Which lines hold the string "ylabel"? Copy every one of them.

Figure record listings:
■ ■ ■ ■ ■ ■ ■

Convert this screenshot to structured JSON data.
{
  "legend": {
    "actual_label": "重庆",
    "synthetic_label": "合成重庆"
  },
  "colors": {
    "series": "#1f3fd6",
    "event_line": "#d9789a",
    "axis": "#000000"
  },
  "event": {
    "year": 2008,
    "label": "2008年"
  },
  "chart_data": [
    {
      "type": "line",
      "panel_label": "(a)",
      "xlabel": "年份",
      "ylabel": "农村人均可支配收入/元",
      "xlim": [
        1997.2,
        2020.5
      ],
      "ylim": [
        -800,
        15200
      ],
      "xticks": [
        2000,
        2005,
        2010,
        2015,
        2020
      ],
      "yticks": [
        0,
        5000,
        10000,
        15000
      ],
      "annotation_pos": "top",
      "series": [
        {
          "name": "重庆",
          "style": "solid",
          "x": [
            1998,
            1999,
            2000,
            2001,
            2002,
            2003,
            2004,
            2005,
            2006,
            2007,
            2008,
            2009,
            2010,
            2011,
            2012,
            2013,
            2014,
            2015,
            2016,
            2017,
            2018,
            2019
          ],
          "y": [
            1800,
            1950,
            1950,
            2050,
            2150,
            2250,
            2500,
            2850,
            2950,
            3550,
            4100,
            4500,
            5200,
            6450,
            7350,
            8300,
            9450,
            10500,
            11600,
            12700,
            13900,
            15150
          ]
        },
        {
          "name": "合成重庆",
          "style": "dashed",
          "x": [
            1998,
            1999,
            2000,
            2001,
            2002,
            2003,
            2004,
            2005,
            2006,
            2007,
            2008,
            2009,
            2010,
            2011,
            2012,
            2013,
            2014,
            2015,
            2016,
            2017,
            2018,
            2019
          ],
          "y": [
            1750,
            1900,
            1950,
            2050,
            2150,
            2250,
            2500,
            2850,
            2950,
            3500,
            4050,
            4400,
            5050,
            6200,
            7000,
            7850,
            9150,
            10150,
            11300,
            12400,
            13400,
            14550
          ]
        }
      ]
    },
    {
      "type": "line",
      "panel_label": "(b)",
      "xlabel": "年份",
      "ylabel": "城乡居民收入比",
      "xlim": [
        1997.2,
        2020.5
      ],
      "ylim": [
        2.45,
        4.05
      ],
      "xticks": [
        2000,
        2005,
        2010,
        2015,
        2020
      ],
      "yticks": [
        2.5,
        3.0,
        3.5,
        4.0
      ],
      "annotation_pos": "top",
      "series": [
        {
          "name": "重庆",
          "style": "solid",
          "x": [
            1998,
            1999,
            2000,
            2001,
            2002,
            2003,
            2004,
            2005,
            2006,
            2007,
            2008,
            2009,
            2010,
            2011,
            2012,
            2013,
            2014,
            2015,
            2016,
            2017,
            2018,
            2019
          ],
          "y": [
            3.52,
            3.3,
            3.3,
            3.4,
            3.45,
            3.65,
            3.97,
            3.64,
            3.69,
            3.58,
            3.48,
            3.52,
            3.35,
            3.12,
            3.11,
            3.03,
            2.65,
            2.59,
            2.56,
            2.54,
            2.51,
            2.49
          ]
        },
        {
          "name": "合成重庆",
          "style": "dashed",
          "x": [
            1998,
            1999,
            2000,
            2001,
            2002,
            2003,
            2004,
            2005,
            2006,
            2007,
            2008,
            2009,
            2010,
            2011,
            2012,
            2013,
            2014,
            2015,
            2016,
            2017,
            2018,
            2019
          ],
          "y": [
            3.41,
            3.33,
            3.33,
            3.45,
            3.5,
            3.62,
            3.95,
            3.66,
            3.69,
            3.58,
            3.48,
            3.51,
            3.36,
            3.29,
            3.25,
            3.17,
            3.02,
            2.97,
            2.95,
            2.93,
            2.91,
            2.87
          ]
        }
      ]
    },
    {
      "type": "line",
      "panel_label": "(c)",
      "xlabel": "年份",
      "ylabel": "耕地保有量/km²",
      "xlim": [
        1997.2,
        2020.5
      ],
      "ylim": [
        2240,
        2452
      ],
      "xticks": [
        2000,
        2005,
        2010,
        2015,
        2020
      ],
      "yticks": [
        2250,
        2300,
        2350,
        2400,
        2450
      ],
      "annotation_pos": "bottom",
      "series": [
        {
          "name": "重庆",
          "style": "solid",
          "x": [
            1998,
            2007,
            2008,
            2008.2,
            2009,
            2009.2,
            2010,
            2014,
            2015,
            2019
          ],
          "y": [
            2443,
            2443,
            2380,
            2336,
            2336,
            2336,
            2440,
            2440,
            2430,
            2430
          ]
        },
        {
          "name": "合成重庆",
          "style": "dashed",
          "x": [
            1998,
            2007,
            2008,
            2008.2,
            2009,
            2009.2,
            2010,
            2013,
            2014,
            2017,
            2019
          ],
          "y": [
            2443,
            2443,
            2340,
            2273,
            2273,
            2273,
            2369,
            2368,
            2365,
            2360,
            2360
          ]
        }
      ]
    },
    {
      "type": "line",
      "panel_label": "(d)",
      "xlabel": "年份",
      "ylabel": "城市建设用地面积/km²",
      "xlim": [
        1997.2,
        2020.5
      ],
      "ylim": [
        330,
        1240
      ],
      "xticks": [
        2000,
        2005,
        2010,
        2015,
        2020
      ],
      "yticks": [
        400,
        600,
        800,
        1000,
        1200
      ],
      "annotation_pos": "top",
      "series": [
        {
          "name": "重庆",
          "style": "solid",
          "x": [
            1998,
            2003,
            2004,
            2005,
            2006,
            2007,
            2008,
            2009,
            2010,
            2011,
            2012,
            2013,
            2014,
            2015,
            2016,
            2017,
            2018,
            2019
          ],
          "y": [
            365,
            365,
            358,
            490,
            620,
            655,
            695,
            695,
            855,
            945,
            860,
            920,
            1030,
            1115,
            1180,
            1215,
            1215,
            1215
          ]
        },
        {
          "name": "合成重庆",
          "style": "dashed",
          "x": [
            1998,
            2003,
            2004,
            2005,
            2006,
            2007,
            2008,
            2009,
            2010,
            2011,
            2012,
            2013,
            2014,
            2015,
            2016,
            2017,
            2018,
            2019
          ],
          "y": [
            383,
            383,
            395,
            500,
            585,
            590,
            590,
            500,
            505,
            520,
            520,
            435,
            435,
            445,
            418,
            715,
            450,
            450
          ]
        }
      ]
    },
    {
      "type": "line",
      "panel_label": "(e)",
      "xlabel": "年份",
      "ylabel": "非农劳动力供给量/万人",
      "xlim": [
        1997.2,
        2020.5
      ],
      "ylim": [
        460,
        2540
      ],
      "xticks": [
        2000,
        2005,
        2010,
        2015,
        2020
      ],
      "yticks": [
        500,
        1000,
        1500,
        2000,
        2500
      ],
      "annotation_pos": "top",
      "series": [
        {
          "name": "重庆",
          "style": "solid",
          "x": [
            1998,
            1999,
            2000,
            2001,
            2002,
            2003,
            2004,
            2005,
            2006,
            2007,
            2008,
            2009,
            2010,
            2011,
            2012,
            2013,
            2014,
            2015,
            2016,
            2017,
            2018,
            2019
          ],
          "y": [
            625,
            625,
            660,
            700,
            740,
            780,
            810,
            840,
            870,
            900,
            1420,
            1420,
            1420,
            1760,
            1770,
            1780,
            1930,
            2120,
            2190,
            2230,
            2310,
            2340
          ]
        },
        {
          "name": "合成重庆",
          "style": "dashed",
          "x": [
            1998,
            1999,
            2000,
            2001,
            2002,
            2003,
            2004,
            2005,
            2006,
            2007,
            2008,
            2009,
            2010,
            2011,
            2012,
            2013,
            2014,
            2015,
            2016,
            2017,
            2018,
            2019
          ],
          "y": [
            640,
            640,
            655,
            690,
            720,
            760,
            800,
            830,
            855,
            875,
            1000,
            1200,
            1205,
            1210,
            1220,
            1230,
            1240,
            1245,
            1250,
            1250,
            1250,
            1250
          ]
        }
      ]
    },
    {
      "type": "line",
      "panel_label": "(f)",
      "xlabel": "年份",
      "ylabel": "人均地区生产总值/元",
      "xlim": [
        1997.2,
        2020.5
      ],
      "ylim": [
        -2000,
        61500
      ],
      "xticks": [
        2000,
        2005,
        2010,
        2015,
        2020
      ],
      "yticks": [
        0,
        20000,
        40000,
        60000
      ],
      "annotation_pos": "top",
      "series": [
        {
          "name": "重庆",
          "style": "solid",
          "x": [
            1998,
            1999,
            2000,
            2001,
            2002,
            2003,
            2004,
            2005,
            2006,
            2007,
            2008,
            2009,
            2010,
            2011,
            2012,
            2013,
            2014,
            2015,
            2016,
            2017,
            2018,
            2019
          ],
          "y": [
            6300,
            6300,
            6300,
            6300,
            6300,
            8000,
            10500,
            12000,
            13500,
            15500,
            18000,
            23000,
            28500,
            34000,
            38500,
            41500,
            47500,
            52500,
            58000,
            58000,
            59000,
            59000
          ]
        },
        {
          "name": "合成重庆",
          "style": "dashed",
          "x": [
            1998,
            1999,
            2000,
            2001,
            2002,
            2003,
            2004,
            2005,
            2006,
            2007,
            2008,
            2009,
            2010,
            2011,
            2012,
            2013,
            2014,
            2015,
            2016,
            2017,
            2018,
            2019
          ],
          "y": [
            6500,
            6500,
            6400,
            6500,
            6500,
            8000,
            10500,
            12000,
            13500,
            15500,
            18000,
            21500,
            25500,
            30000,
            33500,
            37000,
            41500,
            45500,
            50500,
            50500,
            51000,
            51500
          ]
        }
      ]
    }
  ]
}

■ ■ ■ ■ ■ ■ ■

Result for this task:
      "ylabel": "农村人均可支配收入/元",
      "ylabel": "城乡居民收入比",
      "ylabel": "耕地保有量/km²",
      "ylabel": "城市建设用地面积/km²",
      "ylabel": "非农劳动力供给量/万人",
      "ylabel": "人均地区生产总值/元",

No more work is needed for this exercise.